### Data to process
- - -

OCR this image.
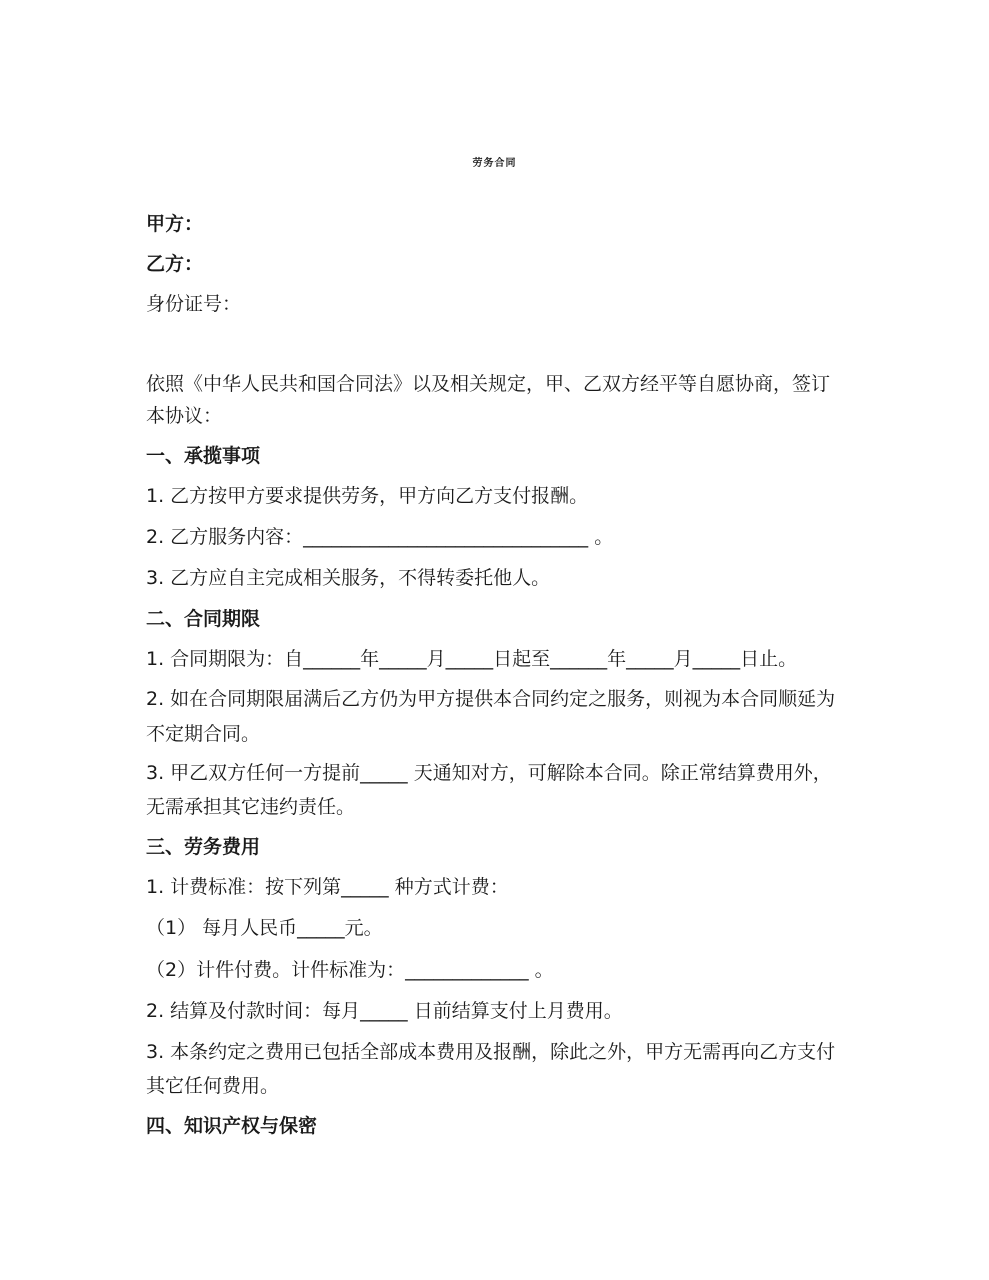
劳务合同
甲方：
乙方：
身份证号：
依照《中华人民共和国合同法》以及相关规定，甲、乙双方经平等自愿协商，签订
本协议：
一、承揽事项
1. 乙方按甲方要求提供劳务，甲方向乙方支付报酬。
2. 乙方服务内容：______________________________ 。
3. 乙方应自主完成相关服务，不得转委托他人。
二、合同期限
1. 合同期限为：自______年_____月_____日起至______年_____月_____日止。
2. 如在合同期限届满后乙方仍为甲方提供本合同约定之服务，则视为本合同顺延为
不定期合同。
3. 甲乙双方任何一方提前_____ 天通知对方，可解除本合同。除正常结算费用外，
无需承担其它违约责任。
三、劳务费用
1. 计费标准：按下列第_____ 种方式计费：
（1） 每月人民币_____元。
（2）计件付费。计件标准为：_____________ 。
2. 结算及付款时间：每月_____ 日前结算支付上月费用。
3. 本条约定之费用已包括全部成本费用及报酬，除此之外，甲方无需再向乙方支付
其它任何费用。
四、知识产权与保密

- - -

### Problem to solve
Pictures are excluded; copy every other part of the records exactly.

### Correct output
OCR this image.
劳务合同
甲方：
乙方：
身份证号：
依照《中华人民共和国合同法》以及相关规定，甲、乙双方经平等自愿协商，签订
本协议：
一、承揽事项
1. 乙方按甲方要求提供劳务，甲方向乙方支付报酬。
2. 乙方服务内容：______________________________ 。
3. 乙方应自主完成相关服务，不得转委托他人。
二、合同期限
1. 合同期限为：自______年_____月_____日起至______年_____月_____日止。
2. 如在合同期限届满后乙方仍为甲方提供本合同约定之服务，则视为本合同顺延为
不定期合同。
3. 甲乙双方任何一方提前_____ 天通知对方，可解除本合同。除正常结算费用外，
无需承担其它违约责任。
三、劳务费用
1. 计费标准：按下列第_____ 种方式计费：
（1） 每月人民币_____元。
（2）计件付费。计件标准为：_____________ 。
2. 结算及付款时间：每月_____ 日前结算支付上月费用。
3. 本条约定之费用已包括全部成本费用及报酬，除此之外，甲方无需再向乙方支付
其它任何费用。
四、知识产权与保密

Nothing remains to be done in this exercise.